> Exercise: Below is a block of records. Copy every line in it that contains the word "this".
--- start of Records for processing ---
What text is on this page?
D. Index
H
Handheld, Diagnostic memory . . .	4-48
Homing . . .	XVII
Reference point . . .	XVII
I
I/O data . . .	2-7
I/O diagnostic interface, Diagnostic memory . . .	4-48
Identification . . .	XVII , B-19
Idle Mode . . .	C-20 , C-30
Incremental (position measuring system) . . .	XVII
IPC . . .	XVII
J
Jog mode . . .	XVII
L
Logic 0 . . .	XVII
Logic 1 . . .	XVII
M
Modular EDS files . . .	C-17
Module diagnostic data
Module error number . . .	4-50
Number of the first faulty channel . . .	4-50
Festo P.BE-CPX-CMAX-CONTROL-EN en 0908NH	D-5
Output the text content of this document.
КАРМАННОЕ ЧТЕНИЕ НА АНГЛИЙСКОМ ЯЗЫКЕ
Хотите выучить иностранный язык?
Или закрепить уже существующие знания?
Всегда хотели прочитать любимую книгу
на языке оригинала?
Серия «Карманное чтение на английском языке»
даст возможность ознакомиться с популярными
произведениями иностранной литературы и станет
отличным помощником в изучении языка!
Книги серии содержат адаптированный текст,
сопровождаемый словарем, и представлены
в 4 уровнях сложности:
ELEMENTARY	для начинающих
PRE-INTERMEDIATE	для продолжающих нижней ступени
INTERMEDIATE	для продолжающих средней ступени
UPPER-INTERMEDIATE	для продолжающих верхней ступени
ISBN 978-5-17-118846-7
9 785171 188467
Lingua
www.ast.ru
--- end of Records for processing ---
> Exercise response:
What text is on this page?
Output the text content of this document.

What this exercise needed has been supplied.